# START OF Supplied records

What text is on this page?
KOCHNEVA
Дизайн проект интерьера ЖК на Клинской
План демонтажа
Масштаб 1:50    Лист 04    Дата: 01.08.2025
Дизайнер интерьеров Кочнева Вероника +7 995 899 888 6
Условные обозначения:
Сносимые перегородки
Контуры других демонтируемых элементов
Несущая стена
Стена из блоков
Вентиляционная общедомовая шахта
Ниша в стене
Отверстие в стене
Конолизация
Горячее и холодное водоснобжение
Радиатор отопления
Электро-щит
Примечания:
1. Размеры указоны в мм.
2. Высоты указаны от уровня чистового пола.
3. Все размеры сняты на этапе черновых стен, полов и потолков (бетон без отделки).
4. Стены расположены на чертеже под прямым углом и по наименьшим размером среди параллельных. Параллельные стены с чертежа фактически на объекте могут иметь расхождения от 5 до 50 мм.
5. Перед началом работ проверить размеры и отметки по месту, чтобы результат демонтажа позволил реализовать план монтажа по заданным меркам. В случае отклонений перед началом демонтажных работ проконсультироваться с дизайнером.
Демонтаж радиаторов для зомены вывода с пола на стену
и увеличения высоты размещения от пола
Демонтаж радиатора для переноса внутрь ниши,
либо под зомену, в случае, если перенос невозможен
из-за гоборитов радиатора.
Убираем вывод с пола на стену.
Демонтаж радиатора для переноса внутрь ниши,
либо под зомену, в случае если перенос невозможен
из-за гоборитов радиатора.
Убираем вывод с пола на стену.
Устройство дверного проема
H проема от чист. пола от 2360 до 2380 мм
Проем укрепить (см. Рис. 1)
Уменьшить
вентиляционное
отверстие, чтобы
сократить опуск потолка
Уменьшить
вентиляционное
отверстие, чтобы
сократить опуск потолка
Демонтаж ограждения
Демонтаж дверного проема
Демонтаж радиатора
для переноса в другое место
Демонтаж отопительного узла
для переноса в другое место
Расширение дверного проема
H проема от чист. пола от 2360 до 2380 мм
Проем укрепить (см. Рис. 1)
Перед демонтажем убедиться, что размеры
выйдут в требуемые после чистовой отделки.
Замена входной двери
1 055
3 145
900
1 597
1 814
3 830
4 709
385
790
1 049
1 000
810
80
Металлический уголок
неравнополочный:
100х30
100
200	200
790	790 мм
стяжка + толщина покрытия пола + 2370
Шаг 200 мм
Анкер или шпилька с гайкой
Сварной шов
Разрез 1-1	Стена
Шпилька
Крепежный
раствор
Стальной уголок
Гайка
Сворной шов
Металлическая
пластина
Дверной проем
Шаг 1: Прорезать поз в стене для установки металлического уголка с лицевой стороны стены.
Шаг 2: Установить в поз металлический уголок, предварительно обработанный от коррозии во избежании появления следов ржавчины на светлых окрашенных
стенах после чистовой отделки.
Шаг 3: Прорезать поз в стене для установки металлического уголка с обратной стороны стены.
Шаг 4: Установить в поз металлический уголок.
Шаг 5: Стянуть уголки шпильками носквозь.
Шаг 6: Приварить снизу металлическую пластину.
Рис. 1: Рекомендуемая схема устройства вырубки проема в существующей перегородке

# END OF Supplied records
# START OF Supplied records

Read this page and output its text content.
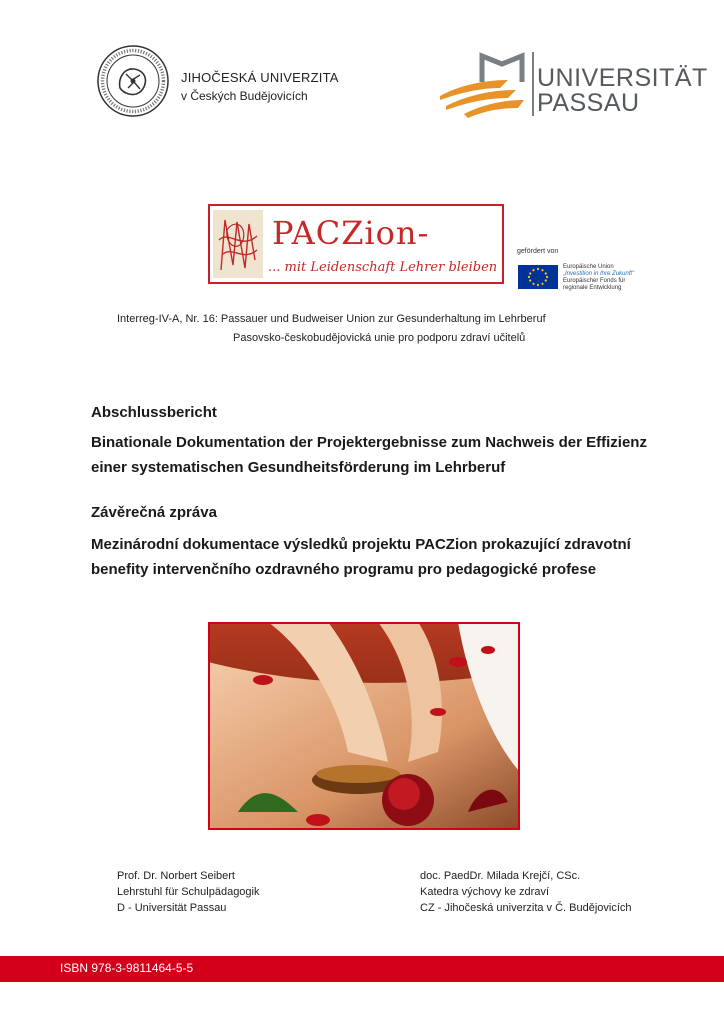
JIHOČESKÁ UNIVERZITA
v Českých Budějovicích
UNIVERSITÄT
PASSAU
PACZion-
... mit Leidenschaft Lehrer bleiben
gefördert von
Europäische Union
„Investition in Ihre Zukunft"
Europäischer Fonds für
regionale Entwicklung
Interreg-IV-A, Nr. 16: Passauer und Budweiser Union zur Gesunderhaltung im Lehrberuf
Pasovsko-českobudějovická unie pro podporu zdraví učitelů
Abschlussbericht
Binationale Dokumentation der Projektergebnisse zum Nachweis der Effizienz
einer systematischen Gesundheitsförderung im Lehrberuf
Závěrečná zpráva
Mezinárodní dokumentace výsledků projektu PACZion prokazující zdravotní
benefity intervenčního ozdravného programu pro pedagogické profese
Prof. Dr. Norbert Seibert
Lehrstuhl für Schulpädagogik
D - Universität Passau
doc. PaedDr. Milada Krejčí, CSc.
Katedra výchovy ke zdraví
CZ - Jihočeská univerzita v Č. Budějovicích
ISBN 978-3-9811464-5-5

# END OF Supplied records

The exercise ->
Give the number of lines in the data that contain "стены", with no other words.

Exercise result ->
3